Given task
Images embedded in the records are excluded; print everything else exactly as given.

Material provided
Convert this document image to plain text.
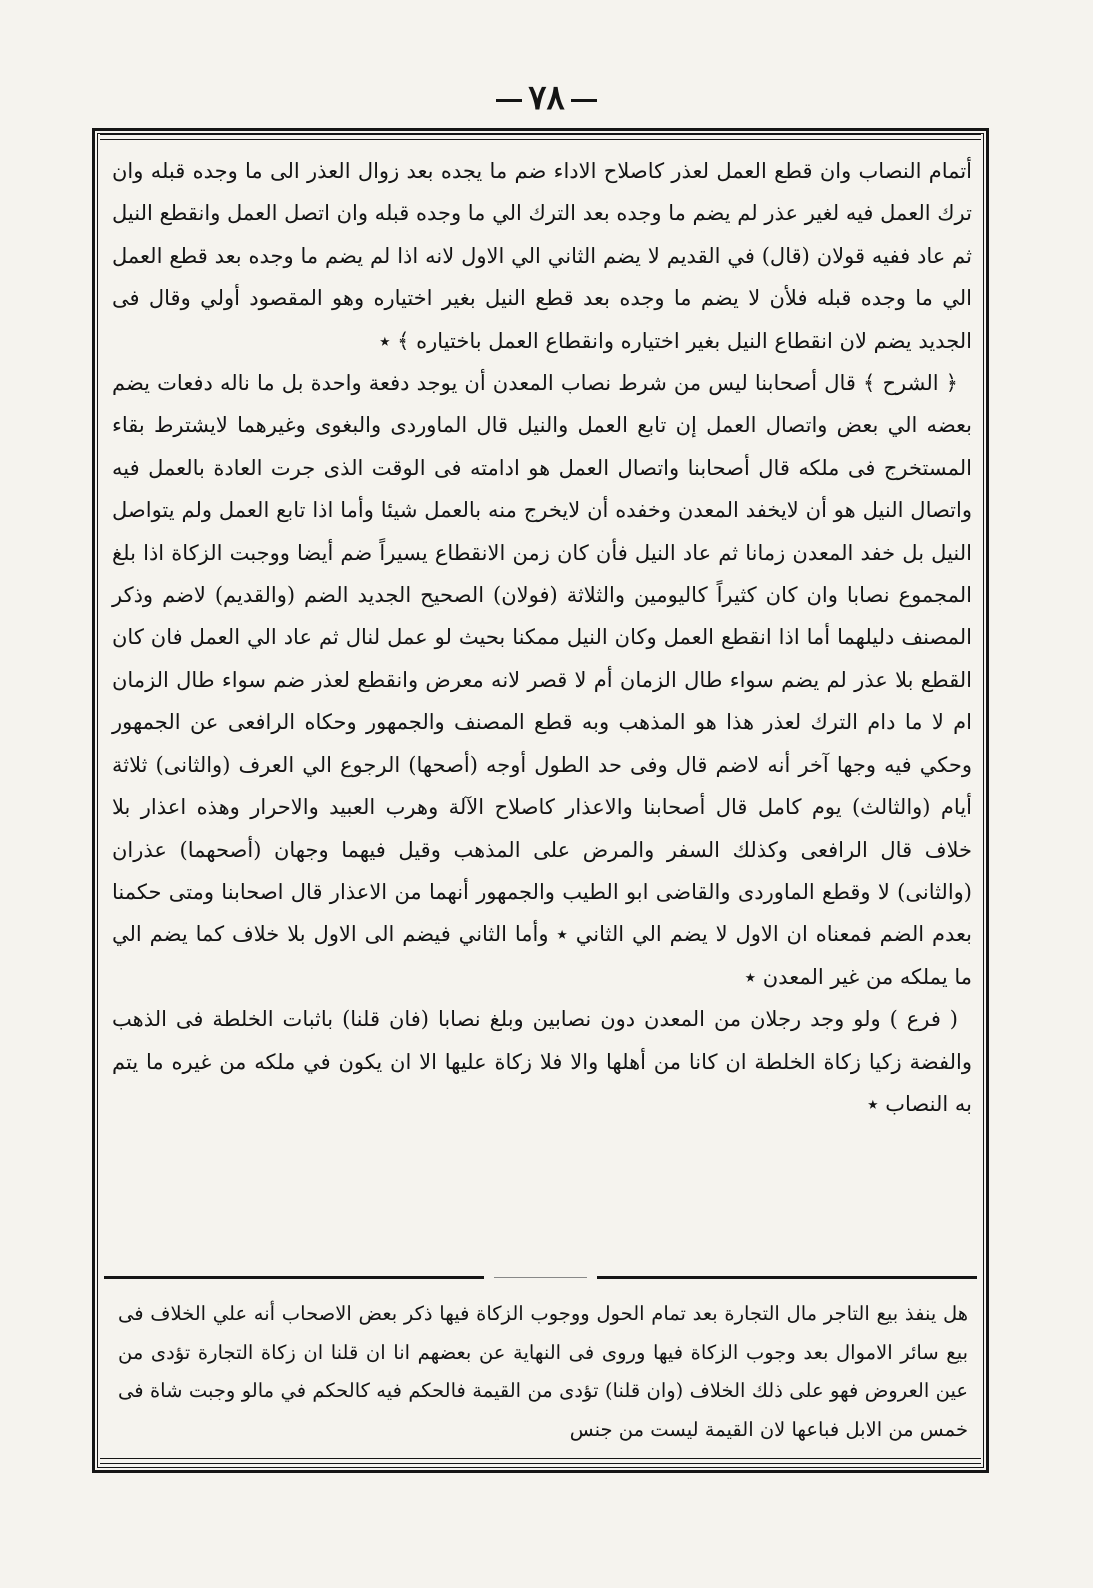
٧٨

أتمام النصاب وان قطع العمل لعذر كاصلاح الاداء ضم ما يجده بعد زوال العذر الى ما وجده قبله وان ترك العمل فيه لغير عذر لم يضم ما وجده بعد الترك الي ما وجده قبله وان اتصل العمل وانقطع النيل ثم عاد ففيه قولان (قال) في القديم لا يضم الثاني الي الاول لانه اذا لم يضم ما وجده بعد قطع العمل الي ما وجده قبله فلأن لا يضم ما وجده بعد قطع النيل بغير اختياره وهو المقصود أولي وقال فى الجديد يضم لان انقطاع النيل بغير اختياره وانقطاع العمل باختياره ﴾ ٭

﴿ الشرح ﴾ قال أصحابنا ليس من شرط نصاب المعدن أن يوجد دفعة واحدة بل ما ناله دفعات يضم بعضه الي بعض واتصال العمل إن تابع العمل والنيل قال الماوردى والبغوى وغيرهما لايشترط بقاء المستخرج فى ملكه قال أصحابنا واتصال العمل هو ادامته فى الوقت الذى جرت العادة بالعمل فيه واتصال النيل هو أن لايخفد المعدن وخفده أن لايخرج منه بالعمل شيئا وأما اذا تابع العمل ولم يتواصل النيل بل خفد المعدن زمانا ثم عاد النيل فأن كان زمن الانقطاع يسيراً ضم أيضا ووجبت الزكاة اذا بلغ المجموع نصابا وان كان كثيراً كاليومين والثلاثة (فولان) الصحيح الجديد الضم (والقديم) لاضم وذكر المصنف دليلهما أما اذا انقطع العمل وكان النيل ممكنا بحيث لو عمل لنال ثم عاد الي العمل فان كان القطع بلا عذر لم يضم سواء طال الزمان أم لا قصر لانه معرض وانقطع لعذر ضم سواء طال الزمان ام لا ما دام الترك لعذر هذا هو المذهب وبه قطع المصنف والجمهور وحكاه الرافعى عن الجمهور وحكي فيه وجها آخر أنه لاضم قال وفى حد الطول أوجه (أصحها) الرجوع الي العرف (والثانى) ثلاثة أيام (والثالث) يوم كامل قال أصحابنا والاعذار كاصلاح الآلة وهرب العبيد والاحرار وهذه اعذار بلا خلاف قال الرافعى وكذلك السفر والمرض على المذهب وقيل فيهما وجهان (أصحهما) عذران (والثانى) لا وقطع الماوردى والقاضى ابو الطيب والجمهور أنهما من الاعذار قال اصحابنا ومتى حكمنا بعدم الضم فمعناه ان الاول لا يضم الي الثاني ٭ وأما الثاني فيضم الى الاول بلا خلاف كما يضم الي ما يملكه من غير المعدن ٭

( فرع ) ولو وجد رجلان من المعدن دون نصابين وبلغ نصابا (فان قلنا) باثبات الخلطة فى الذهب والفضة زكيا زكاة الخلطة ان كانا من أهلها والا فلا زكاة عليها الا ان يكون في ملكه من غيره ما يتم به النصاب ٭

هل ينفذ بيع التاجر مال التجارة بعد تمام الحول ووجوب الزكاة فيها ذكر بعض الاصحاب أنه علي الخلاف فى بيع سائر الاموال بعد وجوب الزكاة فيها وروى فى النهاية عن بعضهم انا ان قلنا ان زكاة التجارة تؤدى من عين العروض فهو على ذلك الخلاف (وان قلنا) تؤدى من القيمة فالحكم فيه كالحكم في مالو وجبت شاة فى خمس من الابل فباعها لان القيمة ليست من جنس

Answer to this exercise
Convert this document image to plain text.
٧٨

أتمام النصاب وان قطع العمل لعذر كاصلاح الاداء ضم ما يجده بعد زوال العذر الى ما وجده قبله وان ترك العمل فيه لغير عذر لم يضم ما وجده بعد الترك الي ما وجده قبله وان اتصل العمل وانقطع النيل ثم عاد ففيه قولان (قال) في القديم لا يضم الثاني الي الاول لانه اذا لم يضم ما وجده بعد قطع العمل الي ما وجده قبله فلأن لا يضم ما وجده بعد قطع النيل بغير اختياره وهو المقصود أولي وقال فى الجديد يضم لان انقطاع النيل بغير اختياره وانقطاع العمل باختياره ﴾ ٭

﴿ الشرح ﴾ قال أصحابنا ليس من شرط نصاب المعدن أن يوجد دفعة واحدة بل ما ناله دفعات يضم بعضه الي بعض واتصال العمل إن تابع العمل والنيل قال الماوردى والبغوى وغيرهما لايشترط بقاء المستخرج فى ملكه قال أصحابنا واتصال العمل هو ادامته فى الوقت الذى جرت العادة بالعمل فيه واتصال النيل هو أن لايخفد المعدن وخفده أن لايخرج منه بالعمل شيئا وأما اذا تابع العمل ولم يتواصل النيل بل خفد المعدن زمانا ثم عاد النيل فأن كان زمن الانقطاع يسيراً ضم أيضا ووجبت الزكاة اذا بلغ المجموع نصابا وان كان كثيراً كاليومين والثلاثة (فولان) الصحيح الجديد الضم (والقديم) لاضم وذكر المصنف دليلهما أما اذا انقطع العمل وكان النيل ممكنا بحيث لو عمل لنال ثم عاد الي العمل فان كان القطع بلا عذر لم يضم سواء طال الزمان أم لا قصر لانه معرض وانقطع لعذر ضم سواء طال الزمان ام لا ما دام الترك لعذر هذا هو المذهب وبه قطع المصنف والجمهور وحكاه الرافعى عن الجمهور وحكي فيه وجها آخر أنه لاضم قال وفى حد الطول أوجه (أصحها) الرجوع الي العرف (والثانى) ثلاثة أيام (والثالث) يوم كامل قال أصحابنا والاعذار كاصلاح الآلة وهرب العبيد والاحرار وهذه اعذار بلا خلاف قال الرافعى وكذلك السفر والمرض على المذهب وقيل فيهما وجهان (أصحهما) عذران (والثانى) لا وقطع الماوردى والقاضى ابو الطيب والجمهور أنهما من الاعذار قال اصحابنا ومتى حكمنا بعدم الضم فمعناه ان الاول لا يضم الي الثاني ٭ وأما الثاني فيضم الى الاول بلا خلاف كما يضم الي ما يملكه من غير المعدن ٭

( فرع ) ولو وجد رجلان من المعدن دون نصابين وبلغ نصابا (فان قلنا) باثبات الخلطة فى الذهب والفضة زكيا زكاة الخلطة ان كانا من أهلها والا فلا زكاة عليها الا ان يكون في ملكه من غيره ما يتم به النصاب ٭

هل ينفذ بيع التاجر مال التجارة بعد تمام الحول ووجوب الزكاة فيها ذكر بعض الاصحاب أنه علي الخلاف فى بيع سائر الاموال بعد وجوب الزكاة فيها وروى فى النهاية عن بعضهم انا ان قلنا ان زكاة التجارة تؤدى من عين العروض فهو على ذلك الخلاف (وان قلنا) تؤدى من القيمة فالحكم فيه كالحكم في مالو وجبت شاة فى خمس من الابل فباعها لان القيمة ليست من جنس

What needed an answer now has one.